Supplied material:
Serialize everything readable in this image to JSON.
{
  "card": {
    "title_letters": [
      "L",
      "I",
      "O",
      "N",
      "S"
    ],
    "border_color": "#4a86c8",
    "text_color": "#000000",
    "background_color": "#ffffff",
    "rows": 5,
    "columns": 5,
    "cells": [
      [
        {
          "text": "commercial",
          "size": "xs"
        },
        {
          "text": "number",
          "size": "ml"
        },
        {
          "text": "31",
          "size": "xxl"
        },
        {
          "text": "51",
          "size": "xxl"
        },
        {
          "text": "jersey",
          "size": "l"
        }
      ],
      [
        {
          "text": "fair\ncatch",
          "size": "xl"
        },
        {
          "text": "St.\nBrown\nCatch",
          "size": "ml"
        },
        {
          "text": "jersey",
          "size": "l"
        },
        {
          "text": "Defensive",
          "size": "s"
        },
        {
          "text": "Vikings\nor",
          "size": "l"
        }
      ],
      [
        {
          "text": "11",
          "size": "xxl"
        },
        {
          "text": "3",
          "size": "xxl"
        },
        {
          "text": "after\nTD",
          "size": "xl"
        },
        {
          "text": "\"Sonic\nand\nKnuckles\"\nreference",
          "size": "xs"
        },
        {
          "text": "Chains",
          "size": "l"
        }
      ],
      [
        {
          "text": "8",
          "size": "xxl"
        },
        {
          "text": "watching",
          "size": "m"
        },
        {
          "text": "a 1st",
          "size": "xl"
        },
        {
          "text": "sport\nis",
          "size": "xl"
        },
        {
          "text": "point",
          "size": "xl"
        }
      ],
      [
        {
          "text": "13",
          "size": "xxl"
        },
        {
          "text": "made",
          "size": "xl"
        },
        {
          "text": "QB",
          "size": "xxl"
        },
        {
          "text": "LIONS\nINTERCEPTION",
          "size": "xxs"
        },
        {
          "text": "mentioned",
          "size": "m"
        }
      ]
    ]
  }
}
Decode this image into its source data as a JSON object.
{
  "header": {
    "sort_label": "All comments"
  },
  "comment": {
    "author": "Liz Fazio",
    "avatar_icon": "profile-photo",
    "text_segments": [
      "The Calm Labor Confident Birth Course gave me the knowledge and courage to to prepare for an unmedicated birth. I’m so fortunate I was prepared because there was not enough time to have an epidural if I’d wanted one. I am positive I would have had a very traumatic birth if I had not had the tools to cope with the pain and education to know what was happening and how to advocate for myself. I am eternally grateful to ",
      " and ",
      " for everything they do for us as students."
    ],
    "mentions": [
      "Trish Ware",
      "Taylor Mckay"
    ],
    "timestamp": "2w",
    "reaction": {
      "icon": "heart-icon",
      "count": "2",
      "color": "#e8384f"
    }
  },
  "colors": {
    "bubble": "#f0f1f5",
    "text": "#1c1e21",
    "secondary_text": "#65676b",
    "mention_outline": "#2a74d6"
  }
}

The request:
Reproduce every line of the material above exactly.

Reply:
Serialize everything readable in this image to JSON.
{
  "card": {
    "title_letters": [
      "L",
      "I",
      "O",
      "N",
      "S"
    ],
    "border_color": "#4a86c8",
    "text_color": "#000000",
    "background_color": "#ffffff",
    "rows": 5,
    "columns": 5,
    "cells": [
      [
        {
          "text": "commercial",
          "size": "xs"
        },
        {
          "text": "number",
          "size": "ml"
        },
        {
          "text": "31",
          "size": "xxl"
        },
        {
          "text": "51",
          "size": "xxl"
        },
        {
          "text": "jersey",
          "size": "l"
        }
      ],
      [
        {
          "text": "fair\ncatch",
          "size": "xl"
        },
        {
          "text": "St.\nBrown\nCatch",
          "size": "ml"
        },
        {
          "text": "jersey",
          "size": "l"
        },
        {
          "text": "Defensive",
          "size": "s"
        },
        {
          "text": "Vikings\nor",
          "size": "l"
        }
      ],
      [
        {
          "text": "11",
          "size": "xxl"
        },
        {
          "text": "3",
          "size": "xxl"
        },
        {
          "text": "after\nTD",
          "size": "xl"
        },
        {
          "text": "\"Sonic\nand\nKnuckles\"\nreference",
          "size": "xs"
        },
        {
          "text": "Chains",
          "size": "l"
        }
      ],
      [
        {
          "text": "8",
          "size": "xxl"
        },
        {
          "text": "watching",
          "size": "m"
        },
        {
          "text": "a 1st",
          "size": "xl"
        },
        {
          "text": "sport\nis",
          "size": "xl"
        },
        {
          "text": "point",
          "size": "xl"
        }
      ],
      [
        {
          "text": "13",
          "size": "xxl"
        },
        {
          "text": "made",
          "size": "xl"
        },
        {
          "text": "QB",
          "size": "xxl"
        },
        {
          "text": "LIONS\nINTERCEPTION",
          "size": "xxs"
        },
        {
          "text": "mentioned",
          "size": "m"
        }
      ]
    ]
  }
}
Decode this image into its source data as a JSON object.
{
  "header": {
    "sort_label": "All comments"
  },
  "comment": {
    "author": "Liz Fazio",
    "avatar_icon": "profile-photo",
    "text_segments": [
      "The Calm Labor Confident Birth Course gave me the knowledge and courage to to prepare for an unmedicated birth. I’m so fortunate I was prepared because there was not enough time to have an epidural if I’d wanted one. I am positive I would have had a very traumatic birth if I had not had the tools to cope with the pain and education to know what was happening and how to advocate for myself. I am eternally grateful to ",
      " and ",
      " for everything they do for us as students."
    ],
    "mentions": [
      "Trish Ware",
      "Taylor Mckay"
    ],
    "timestamp": "2w",
    "reaction": {
      "icon": "heart-icon",
      "count": "2",
      "color": "#e8384f"
    }
  },
  "colors": {
    "bubble": "#f0f1f5",
    "text": "#1c1e21",
    "secondary_text": "#65676b",
    "mention_outline": "#2a74d6"
  }
}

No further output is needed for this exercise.